**Exercise objective**
For the material that follows, list every line containing the word "relevant".

**Dataset excerpts**

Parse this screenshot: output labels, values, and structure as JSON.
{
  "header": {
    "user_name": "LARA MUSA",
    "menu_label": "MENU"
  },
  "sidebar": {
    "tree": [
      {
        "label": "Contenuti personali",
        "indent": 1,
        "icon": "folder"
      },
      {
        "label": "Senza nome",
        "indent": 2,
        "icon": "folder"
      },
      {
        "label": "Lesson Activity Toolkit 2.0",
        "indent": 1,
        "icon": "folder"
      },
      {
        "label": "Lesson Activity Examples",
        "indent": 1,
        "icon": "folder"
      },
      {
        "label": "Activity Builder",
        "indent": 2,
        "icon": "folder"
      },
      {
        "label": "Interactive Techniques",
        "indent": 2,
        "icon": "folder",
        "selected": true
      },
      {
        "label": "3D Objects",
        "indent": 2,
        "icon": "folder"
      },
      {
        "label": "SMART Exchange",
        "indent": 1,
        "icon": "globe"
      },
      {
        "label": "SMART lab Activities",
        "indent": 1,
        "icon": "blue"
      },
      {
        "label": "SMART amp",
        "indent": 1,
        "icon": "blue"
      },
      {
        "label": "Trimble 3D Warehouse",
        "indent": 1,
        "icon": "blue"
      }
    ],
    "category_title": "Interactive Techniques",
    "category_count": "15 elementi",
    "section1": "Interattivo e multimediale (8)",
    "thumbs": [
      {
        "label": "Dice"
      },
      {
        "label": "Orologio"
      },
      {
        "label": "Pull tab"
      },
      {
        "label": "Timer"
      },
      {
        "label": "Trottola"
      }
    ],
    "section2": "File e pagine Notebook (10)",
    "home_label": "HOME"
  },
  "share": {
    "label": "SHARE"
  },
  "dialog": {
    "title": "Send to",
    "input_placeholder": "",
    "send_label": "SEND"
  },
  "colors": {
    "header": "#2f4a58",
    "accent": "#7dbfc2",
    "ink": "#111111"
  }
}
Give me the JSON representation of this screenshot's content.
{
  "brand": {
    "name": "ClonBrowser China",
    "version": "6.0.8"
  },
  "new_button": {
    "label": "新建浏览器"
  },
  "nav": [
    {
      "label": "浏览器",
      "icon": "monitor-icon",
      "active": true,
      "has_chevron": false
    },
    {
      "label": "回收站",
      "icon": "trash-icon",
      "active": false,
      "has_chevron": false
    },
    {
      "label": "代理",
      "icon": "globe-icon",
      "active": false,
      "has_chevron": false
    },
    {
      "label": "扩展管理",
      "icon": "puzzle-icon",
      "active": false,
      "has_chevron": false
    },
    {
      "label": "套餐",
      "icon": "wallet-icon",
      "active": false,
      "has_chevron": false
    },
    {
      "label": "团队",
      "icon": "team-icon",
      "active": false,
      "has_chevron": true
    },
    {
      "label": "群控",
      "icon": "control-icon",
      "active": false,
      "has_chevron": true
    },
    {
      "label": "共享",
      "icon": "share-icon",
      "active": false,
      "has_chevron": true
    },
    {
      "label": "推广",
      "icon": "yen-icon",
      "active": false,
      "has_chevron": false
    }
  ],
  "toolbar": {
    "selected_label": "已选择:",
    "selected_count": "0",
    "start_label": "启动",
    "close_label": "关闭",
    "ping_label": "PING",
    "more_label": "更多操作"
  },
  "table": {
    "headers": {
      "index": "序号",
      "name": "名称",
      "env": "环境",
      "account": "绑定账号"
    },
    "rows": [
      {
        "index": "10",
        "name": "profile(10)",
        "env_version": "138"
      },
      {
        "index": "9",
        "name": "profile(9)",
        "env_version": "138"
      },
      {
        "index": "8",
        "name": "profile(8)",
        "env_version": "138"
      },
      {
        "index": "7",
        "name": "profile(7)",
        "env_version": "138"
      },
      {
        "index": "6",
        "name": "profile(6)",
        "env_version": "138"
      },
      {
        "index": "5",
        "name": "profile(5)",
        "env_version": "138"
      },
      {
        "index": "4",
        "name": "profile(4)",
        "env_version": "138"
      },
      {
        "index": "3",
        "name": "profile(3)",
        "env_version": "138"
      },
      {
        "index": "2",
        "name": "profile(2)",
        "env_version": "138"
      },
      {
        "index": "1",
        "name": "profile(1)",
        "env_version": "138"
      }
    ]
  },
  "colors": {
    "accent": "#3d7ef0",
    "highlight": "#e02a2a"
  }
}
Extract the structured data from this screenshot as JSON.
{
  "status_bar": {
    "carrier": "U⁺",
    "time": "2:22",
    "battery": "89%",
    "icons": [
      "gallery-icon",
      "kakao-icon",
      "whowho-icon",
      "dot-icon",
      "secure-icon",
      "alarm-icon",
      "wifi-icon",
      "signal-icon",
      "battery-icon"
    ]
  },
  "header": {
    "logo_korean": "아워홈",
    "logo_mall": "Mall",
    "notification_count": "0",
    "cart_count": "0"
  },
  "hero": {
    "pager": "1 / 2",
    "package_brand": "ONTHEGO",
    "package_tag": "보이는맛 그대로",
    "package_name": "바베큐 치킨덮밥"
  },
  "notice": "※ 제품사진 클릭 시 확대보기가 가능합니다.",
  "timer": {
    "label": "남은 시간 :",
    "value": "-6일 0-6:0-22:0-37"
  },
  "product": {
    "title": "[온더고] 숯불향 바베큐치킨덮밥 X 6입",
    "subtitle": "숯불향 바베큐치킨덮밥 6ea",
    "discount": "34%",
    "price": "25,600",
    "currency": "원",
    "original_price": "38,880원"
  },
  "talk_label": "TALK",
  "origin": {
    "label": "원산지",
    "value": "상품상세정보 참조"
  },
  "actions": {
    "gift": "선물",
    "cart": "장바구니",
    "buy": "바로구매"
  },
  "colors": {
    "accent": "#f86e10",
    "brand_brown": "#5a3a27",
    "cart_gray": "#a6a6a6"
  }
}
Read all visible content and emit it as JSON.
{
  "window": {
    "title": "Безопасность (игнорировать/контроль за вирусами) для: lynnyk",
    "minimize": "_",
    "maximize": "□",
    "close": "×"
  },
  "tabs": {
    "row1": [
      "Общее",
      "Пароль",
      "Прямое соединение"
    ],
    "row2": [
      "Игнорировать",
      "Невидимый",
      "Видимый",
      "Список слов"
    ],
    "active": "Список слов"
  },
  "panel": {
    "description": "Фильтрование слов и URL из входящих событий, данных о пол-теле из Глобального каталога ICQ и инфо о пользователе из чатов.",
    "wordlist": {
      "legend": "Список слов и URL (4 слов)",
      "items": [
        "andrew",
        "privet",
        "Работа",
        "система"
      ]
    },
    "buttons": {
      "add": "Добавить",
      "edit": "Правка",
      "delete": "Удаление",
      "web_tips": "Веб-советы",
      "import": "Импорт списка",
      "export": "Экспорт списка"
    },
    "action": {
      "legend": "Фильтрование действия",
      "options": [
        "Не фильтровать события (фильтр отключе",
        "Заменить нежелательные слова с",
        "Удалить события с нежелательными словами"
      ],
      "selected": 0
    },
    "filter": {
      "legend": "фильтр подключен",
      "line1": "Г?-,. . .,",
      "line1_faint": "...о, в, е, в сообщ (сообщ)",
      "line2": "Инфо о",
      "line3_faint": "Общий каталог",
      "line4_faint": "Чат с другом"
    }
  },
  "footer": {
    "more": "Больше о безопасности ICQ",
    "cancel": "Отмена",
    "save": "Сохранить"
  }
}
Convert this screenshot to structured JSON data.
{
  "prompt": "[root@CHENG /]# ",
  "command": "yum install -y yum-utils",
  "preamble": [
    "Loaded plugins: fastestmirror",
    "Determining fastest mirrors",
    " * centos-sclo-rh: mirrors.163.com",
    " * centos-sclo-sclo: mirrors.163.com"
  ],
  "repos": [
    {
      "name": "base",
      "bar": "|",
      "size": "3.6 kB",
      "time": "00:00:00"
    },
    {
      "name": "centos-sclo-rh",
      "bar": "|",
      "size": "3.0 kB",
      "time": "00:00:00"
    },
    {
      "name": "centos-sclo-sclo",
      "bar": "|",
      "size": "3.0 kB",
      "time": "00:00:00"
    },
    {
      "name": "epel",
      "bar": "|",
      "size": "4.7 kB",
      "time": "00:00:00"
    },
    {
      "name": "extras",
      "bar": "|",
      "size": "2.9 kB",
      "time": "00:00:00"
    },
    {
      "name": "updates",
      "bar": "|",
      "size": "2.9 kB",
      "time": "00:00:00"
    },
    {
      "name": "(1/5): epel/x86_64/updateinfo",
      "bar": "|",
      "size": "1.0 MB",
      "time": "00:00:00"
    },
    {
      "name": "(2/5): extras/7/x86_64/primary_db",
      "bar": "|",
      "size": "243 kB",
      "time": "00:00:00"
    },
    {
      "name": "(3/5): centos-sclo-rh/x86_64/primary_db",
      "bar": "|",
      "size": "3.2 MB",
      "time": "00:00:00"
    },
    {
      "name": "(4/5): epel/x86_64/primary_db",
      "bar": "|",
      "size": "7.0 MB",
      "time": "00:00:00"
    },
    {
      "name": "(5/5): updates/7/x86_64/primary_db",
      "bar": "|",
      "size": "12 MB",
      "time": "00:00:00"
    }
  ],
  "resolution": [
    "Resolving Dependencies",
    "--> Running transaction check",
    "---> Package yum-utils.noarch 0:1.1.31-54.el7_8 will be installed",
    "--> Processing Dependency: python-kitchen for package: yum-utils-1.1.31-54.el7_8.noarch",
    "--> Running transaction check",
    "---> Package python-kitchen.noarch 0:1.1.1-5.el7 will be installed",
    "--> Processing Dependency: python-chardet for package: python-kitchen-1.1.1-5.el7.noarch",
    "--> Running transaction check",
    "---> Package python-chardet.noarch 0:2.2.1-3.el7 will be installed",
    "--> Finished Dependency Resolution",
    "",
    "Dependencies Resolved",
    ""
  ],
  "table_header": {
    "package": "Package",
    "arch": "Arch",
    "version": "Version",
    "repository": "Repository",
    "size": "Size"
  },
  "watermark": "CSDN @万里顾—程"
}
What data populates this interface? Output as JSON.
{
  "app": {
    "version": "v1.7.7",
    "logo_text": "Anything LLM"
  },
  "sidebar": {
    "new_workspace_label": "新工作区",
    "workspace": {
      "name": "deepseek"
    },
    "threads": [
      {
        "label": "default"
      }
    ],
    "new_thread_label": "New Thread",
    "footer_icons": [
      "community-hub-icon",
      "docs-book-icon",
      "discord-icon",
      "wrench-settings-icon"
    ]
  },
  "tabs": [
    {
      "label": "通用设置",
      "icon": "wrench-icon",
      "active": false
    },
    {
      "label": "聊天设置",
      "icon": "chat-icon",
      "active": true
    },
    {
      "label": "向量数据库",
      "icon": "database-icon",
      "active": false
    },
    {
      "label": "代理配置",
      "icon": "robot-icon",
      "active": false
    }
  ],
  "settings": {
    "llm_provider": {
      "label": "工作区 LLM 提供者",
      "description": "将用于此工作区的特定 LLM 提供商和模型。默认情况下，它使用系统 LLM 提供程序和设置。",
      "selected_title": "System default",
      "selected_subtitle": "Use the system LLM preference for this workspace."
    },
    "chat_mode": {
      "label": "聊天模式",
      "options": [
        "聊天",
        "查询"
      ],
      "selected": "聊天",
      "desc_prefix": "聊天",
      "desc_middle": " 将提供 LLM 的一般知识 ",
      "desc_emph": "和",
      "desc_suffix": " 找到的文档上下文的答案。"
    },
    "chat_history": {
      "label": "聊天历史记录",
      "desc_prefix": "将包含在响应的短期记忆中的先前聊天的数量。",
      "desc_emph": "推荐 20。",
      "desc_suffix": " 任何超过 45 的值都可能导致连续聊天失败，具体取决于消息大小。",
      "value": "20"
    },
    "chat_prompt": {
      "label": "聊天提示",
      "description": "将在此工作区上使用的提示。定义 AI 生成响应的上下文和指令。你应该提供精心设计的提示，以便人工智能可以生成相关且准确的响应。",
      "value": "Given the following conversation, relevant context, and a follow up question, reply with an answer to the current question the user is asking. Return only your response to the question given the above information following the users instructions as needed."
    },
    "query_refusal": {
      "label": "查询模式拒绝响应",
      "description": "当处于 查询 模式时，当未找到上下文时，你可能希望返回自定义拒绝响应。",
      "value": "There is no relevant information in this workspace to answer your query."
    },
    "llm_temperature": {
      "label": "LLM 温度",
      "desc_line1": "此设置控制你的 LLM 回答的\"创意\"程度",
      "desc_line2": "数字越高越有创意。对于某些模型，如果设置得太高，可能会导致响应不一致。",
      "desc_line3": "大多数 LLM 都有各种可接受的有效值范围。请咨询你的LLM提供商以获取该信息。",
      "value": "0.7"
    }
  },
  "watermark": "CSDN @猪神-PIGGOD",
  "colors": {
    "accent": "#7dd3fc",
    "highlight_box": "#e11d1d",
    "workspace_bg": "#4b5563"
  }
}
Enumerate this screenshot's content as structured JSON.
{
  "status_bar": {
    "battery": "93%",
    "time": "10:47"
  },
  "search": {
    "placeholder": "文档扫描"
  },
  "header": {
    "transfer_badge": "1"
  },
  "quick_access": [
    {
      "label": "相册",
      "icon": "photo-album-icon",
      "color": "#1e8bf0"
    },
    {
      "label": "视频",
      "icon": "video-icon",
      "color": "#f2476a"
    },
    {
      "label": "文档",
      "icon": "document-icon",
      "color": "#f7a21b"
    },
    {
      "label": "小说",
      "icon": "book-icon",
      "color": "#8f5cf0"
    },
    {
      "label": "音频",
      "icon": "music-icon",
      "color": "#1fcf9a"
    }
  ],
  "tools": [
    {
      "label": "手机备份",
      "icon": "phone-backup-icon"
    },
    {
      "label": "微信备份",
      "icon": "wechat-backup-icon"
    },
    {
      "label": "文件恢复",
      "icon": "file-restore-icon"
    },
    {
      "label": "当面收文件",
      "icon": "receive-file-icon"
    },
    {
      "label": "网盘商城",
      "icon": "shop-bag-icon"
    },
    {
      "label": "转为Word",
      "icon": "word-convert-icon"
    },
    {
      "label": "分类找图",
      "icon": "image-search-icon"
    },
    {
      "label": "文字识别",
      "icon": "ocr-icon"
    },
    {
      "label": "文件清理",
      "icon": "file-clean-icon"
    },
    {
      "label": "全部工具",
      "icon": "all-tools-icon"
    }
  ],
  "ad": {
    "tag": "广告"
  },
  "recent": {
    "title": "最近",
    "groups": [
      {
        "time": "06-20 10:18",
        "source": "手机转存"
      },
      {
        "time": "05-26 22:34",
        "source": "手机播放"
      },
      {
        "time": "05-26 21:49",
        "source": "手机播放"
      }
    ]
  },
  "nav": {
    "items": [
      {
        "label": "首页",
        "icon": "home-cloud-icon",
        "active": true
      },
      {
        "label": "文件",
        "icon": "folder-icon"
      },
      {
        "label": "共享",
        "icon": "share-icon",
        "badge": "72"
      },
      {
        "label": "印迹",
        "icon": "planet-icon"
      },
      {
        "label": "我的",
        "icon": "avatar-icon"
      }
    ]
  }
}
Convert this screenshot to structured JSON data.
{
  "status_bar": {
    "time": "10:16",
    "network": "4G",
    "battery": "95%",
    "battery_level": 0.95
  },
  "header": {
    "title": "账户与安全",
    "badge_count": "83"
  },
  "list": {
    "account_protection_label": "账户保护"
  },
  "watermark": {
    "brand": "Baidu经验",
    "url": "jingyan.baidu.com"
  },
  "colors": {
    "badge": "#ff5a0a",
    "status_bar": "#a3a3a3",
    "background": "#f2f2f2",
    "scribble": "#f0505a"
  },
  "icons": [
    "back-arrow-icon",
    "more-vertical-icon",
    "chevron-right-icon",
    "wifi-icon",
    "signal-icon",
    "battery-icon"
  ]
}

**Answer in full**
      "value": "Given the following conversation, relevant context, and a follow up question, reply with an answer to the current question the user is asking. Return only your response to the question given the above information following the users instructions as needed."
      "value": "There is no relevant information in this workspace to answer your query."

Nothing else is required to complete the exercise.